*WHAT THE EXERCISE ASKS*
Pull each line holding the word "Regelungen" from the data.

*SOURCE RECORDS*

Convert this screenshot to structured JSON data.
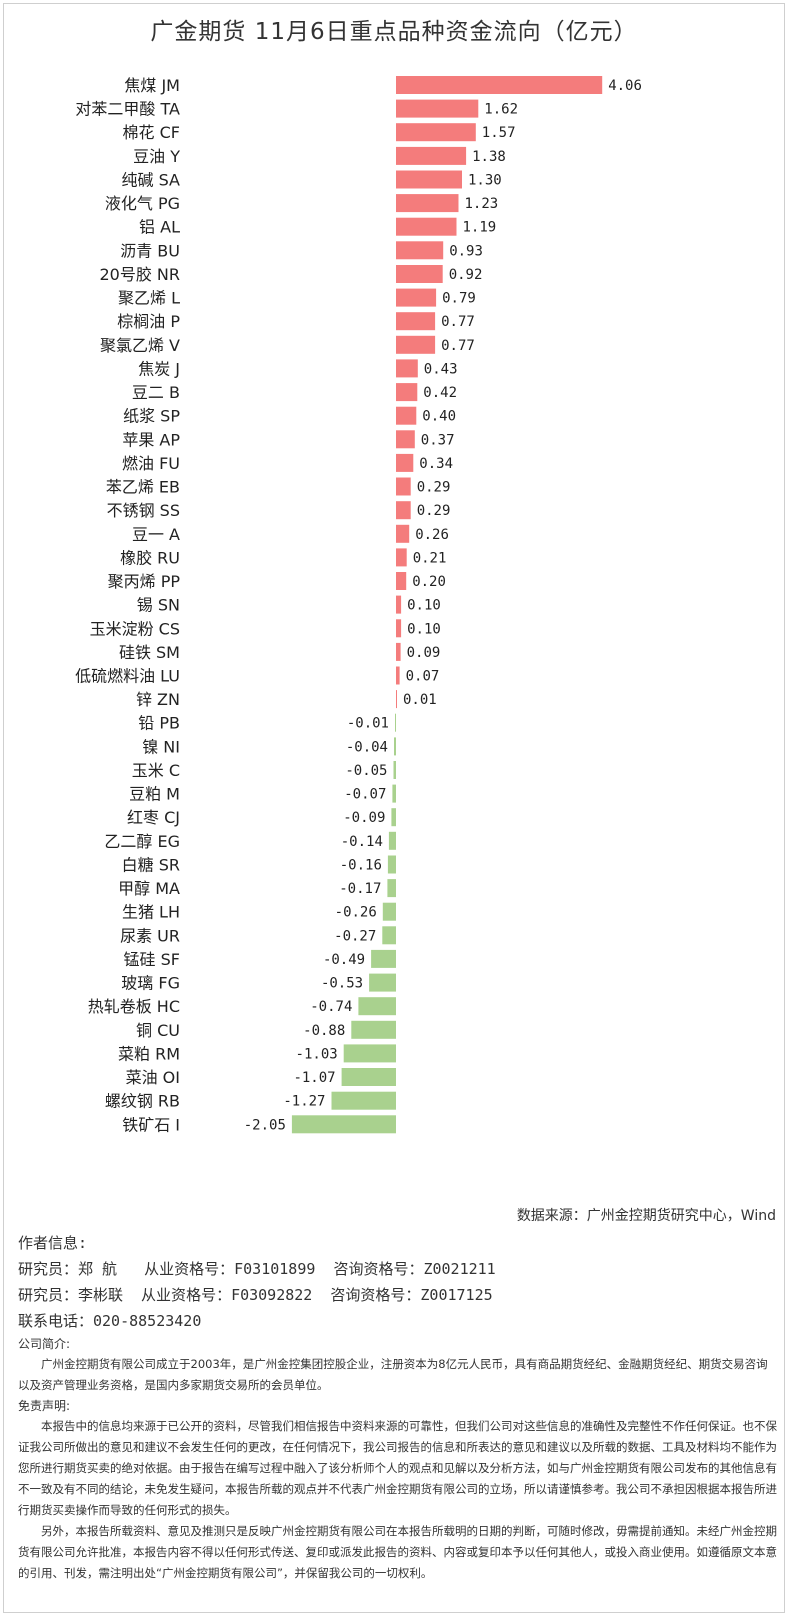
{
  "title": "广金期货 11月6日重点品种资金流向（亿元）",
  "chart_data": {
    "type": "bar",
    "orientation": "horizontal",
    "categories": [
      "焦煤 JM",
      "对苯二甲酸 TA",
      "棉花 CF",
      "豆油 Y",
      "纯碱 SA",
      "液化气 PG",
      "铝 AL",
      "沥青 BU",
      "20号胶 NR",
      "聚乙烯 L",
      "棕榈油 P",
      "聚氯乙烯 V",
      "焦炭 J",
      "豆二 B",
      "纸浆 SP",
      "苹果 AP",
      "燃油 FU",
      "苯乙烯 EB",
      "不锈钢 SS",
      "豆一 A",
      "橡胶 RU",
      "聚丙烯 PP",
      "锡 SN",
      "玉米淀粉 CS",
      "硅铁 SM",
      "低硫燃料油 LU",
      "锌 ZN",
      "铅 PB",
      "镍 NI",
      "玉米 C",
      "豆粕 M",
      "红枣 CJ",
      "乙二醇 EG",
      "白糖 SR",
      "甲醇 MA",
      "生猪 LH",
      "尿素 UR",
      "锰硅 SF",
      "玻璃 FG",
      "热轧卷板 HC",
      "铜 CU",
      "菜粕 RM",
      "菜油 OI",
      "螺纹钢 RB",
      "铁矿石 I"
    ],
    "values": [
      4.06,
      1.62,
      1.57,
      1.38,
      1.3,
      1.23,
      1.19,
      0.93,
      0.92,
      0.79,
      0.77,
      0.77,
      0.43,
      0.42,
      0.4,
      0.37,
      0.34,
      0.29,
      0.29,
      0.26,
      0.21,
      0.2,
      0.1,
      0.1,
      0.09,
      0.07,
      0.01,
      -0.01,
      -0.04,
      -0.05,
      -0.07,
      -0.09,
      -0.14,
      -0.16,
      -0.17,
      -0.26,
      -0.27,
      -0.49,
      -0.53,
      -0.74,
      -0.88,
      -1.03,
      -1.07,
      -1.27,
      -2.05
    ],
    "value_labels": [
      "4.06",
      "1.62",
      "1.57",
      "1.38",
      "1.30",
      "1.23",
      "1.19",
      "0.93",
      "0.92",
      "0.79",
      "0.77",
      "0.77",
      "0.43",
      "0.42",
      "0.40",
      "0.37",
      "0.34",
      "0.29",
      "0.29",
      "0.26",
      "0.21",
      "0.20",
      "0.10",
      "0.10",
      "0.09",
      "0.07",
      "0.01",
      "-0.01",
      "-0.04",
      "-0.05",
      "-0.07",
      "-0.09",
      "-0.14",
      "-0.16",
      "-0.17",
      "-0.26",
      "-0.27",
      "-0.49",
      "-0.53",
      "-0.74",
      "-0.88",
      "-1.03",
      "-1.07",
      "-1.27",
      "-2.05"
    ],
    "positive_color": "#f47c7c",
    "negative_color": "#a9d18e",
    "xlim": [
      -2.05,
      4.06
    ],
    "grid": false,
    "legend": "none"
  },
  "source": "数据来源：广州金控期货研究中心，Wind",
  "footer": {
    "author_heading": "作者信息:",
    "researchers": [
      "研究员：郑 航   从业资格号：F03101899  咨询资格号：Z0021211",
      "研究员：李彬联  从业资格号：F03092822  咨询资格号：Z0017125"
    ],
    "phone": "联系电话：020-88523420",
    "company_heading": "公司简介:",
    "company_text": "广州金控期货有限公司成立于2003年，是广州金控集团控股企业，注册资本为8亿元人民币，具有商品期货经纪、金融期货经纪、期货交易咨询以及资产管理业务资格，是国内多家期货交易所的会员单位。",
    "disclaimer_heading": "免责声明:",
    "disclaimer_1": "本报告中的信息均来源于已公开的资料，尽管我们相信报告中资料来源的可靠性，但我们公司对这些信息的准确性及完整性不作任何保证。也不保证我公司所做出的意见和建议不会发生任何的更改，在任何情况下，我公司报告的信息和所表达的意见和建议以及所载的数据、工具及材料均不能作为您所进行期货买卖的绝对依据。由于报告在编写过程中融入了该分析师个人的观点和见解以及分析方法，如与广州金控期货有限公司发布的其他信息有不一致及有不同的结论，未免发生疑问，本报告所载的观点并不代表广州金控期货有限公司的立场，所以请谨慎参考。我公司不承担因根据本报告所进行期货买卖操作而导致的任何形式的损失。",
    "disclaimer_2": "另外，本报告所载资料、意见及推测只是反映广州金控期货有限公司在本报告所载明的日期的判断，可随时修改，毋需提前通知。未经广州金控期货有限公司允许批准，本报告内容不得以任何形式传送、复印或派发此报告的资料、内容或复印本予以任何其他人，或投入商业使用。如遵循原文本意的引用、刊发，需注明出处“广州金控期货有限公司”，并保留我公司的一切权利。"
  }
}
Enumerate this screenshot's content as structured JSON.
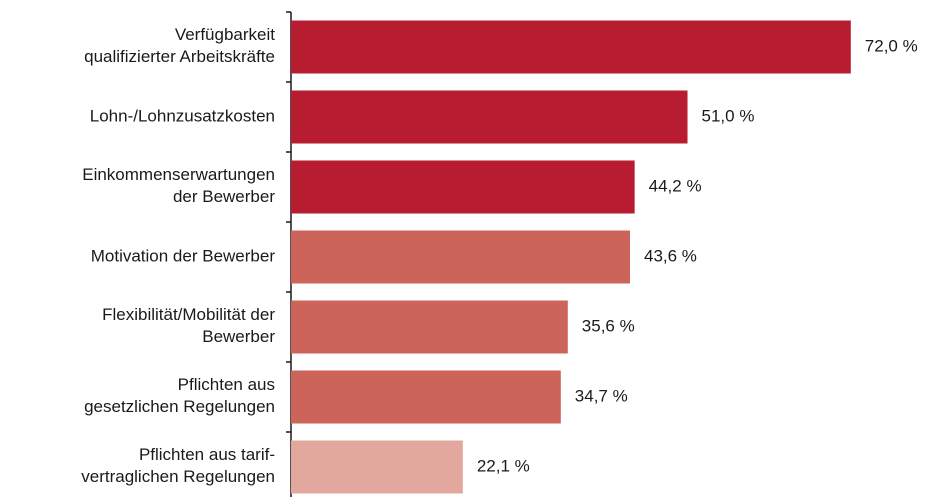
{
  "chart_data": {
    "type": "hbar",
    "categories": [
      "Verfügbarkeit\nqualifizierter Arbeitskräfte",
      "Lohn-/Lohnzusatzkosten",
      "Einkommenserwartungen\nder Bewerber",
      "Motivation der Bewerber",
      "Flexibilität/Mobilität der\nBewerber",
      "Pflichten aus\ngesetzlichen Regelungen",
      "Pflichten aus tarif-\nvertraglichen Regelungen"
    ],
    "values": [
      72.0,
      51.0,
      44.2,
      43.6,
      35.6,
      34.7,
      22.1
    ],
    "value_labels": [
      "72,0 %",
      "51,0 %",
      "44,2 %",
      "43,6 %",
      "35,6 %",
      "34,7 %",
      "22,1 %"
    ],
    "colors": [
      "#b81c30",
      "#b81c30",
      "#b81c30",
      "#cc6459",
      "#cc6459",
      "#cc6459",
      "#e3a89d"
    ],
    "xlim": [
      0,
      80
    ]
  }
}
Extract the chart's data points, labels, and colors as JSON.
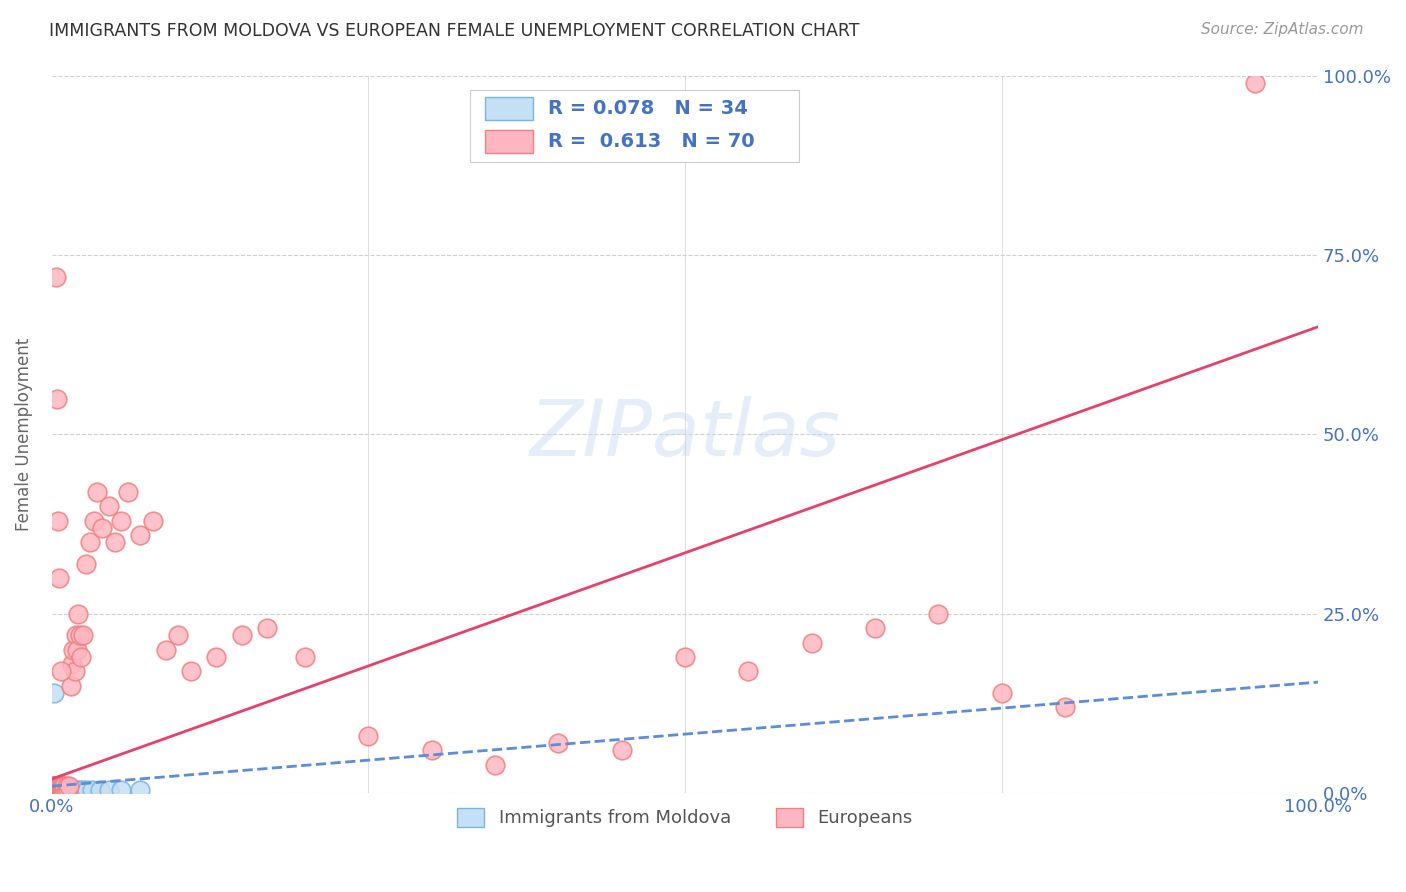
{
  "title": "IMMIGRANTS FROM MOLDOVA VS EUROPEAN FEMALE UNEMPLOYMENT CORRELATION CHART",
  "source": "Source: ZipAtlas.com",
  "ylabel": "Female Unemployment",
  "blue_color": "#7ab4e0",
  "blue_fill": "#c5dff5",
  "pink_color": "#f08080",
  "pink_fill": "#ffb6c1",
  "trendline_blue_color": "#5b8dd9",
  "trendline_pink_color": "#e8406a",
  "axis_color": "#4472c4",
  "blue_scatter_x": [
    0.001,
    0.002,
    0.002,
    0.003,
    0.003,
    0.003,
    0.004,
    0.004,
    0.005,
    0.005,
    0.006,
    0.006,
    0.007,
    0.007,
    0.008,
    0.008,
    0.009,
    0.009,
    0.01,
    0.01,
    0.012,
    0.013,
    0.015,
    0.017,
    0.02,
    0.022,
    0.025,
    0.028,
    0.032,
    0.038,
    0.045,
    0.055,
    0.07,
    0.002
  ],
  "blue_scatter_y": [
    0.005,
    0.005,
    0.01,
    0.005,
    0.008,
    0.01,
    0.005,
    0.008,
    0.005,
    0.01,
    0.005,
    0.008,
    0.005,
    0.008,
    0.005,
    0.008,
    0.005,
    0.008,
    0.005,
    0.008,
    0.005,
    0.005,
    0.005,
    0.005,
    0.005,
    0.005,
    0.005,
    0.005,
    0.005,
    0.005,
    0.005,
    0.005,
    0.005,
    0.14
  ],
  "pink_scatter_x": [
    0.001,
    0.001,
    0.002,
    0.002,
    0.003,
    0.003,
    0.004,
    0.004,
    0.005,
    0.005,
    0.006,
    0.006,
    0.007,
    0.007,
    0.008,
    0.008,
    0.009,
    0.009,
    0.01,
    0.01,
    0.011,
    0.012,
    0.013,
    0.014,
    0.015,
    0.016,
    0.017,
    0.018,
    0.019,
    0.02,
    0.021,
    0.022,
    0.023,
    0.025,
    0.027,
    0.03,
    0.033,
    0.036,
    0.04,
    0.045,
    0.05,
    0.055,
    0.06,
    0.07,
    0.08,
    0.09,
    0.1,
    0.11,
    0.13,
    0.15,
    0.17,
    0.2,
    0.25,
    0.3,
    0.35,
    0.4,
    0.45,
    0.5,
    0.55,
    0.6,
    0.65,
    0.7,
    0.75,
    0.8,
    0.003,
    0.004,
    0.005,
    0.006,
    0.007,
    0.95
  ],
  "pink_scatter_y": [
    0.005,
    0.01,
    0.005,
    0.01,
    0.005,
    0.01,
    0.005,
    0.01,
    0.005,
    0.01,
    0.005,
    0.01,
    0.005,
    0.01,
    0.005,
    0.01,
    0.005,
    0.01,
    0.005,
    0.01,
    0.005,
    0.01,
    0.005,
    0.01,
    0.15,
    0.18,
    0.2,
    0.17,
    0.22,
    0.2,
    0.25,
    0.22,
    0.19,
    0.22,
    0.32,
    0.35,
    0.38,
    0.42,
    0.37,
    0.4,
    0.35,
    0.38,
    0.42,
    0.36,
    0.38,
    0.2,
    0.22,
    0.17,
    0.19,
    0.22,
    0.23,
    0.19,
    0.08,
    0.06,
    0.04,
    0.07,
    0.06,
    0.19,
    0.17,
    0.21,
    0.23,
    0.25,
    0.14,
    0.12,
    0.72,
    0.55,
    0.38,
    0.3,
    0.17,
    0.99
  ]
}
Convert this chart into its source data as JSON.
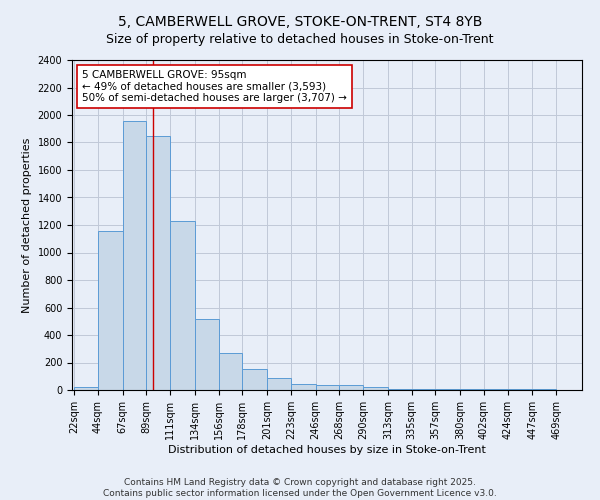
{
  "title_line1": "5, CAMBERWELL GROVE, STOKE-ON-TRENT, ST4 8YB",
  "title_line2": "Size of property relative to detached houses in Stoke-on-Trent",
  "xlabel": "Distribution of detached houses by size in Stoke-on-Trent",
  "ylabel": "Number of detached properties",
  "bar_edges": [
    22,
    44,
    67,
    89,
    111,
    134,
    156,
    178,
    201,
    223,
    246,
    268,
    290,
    313,
    335,
    357,
    380,
    402,
    424,
    447,
    469
  ],
  "bar_heights": [
    25,
    1160,
    1960,
    1850,
    1230,
    520,
    270,
    150,
    90,
    45,
    40,
    35,
    20,
    10,
    5,
    5,
    5,
    5,
    5,
    5
  ],
  "bar_color": "#c8d8e8",
  "bar_edge_color": "#5b9bd5",
  "grid_color": "#c0c8d8",
  "background_color": "#e8eef8",
  "red_line_x": 95,
  "red_line_color": "#cc0000",
  "annotation_text": "5 CAMBERWELL GROVE: 95sqm\n← 49% of detached houses are smaller (3,593)\n50% of semi-detached houses are larger (3,707) →",
  "annotation_box_color": "#ffffff",
  "annotation_box_edge_color": "#cc0000",
  "ylim": [
    0,
    2400
  ],
  "yticks": [
    0,
    200,
    400,
    600,
    800,
    1000,
    1200,
    1400,
    1600,
    1800,
    2000,
    2200,
    2400
  ],
  "footer_line1": "Contains HM Land Registry data © Crown copyright and database right 2025.",
  "footer_line2": "Contains public sector information licensed under the Open Government Licence v3.0.",
  "title_fontsize": 10,
  "subtitle_fontsize": 9,
  "axis_label_fontsize": 8,
  "tick_fontsize": 7,
  "annotation_fontsize": 7.5,
  "footer_fontsize": 6.5
}
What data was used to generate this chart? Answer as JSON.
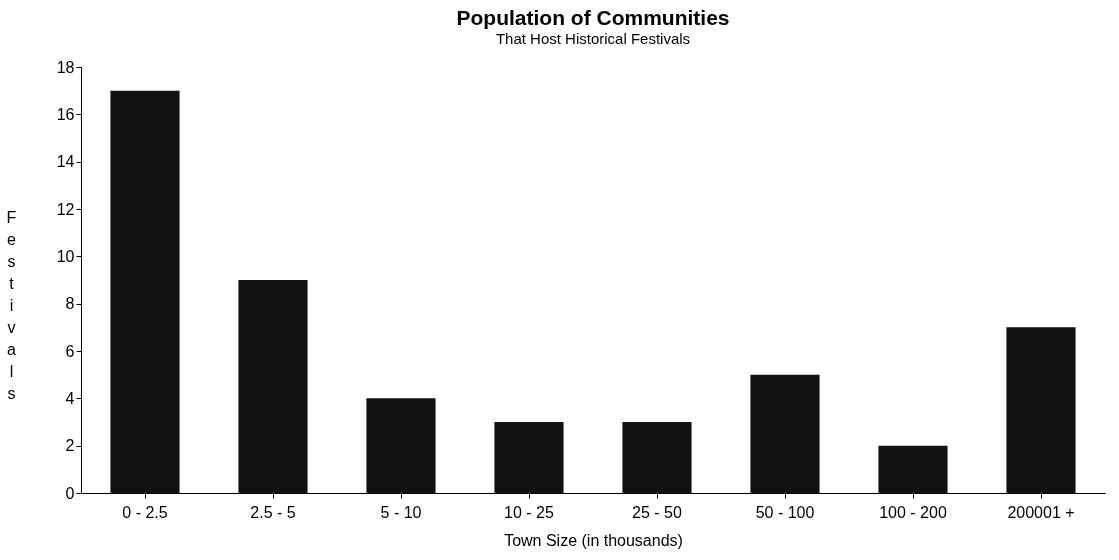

*RESULT OF THE EXERCISE*
      "Pflichten aus\ngesetzlichen Regelungen",
      "Pflichten aus tarif-\nvertraglichen Regelungen"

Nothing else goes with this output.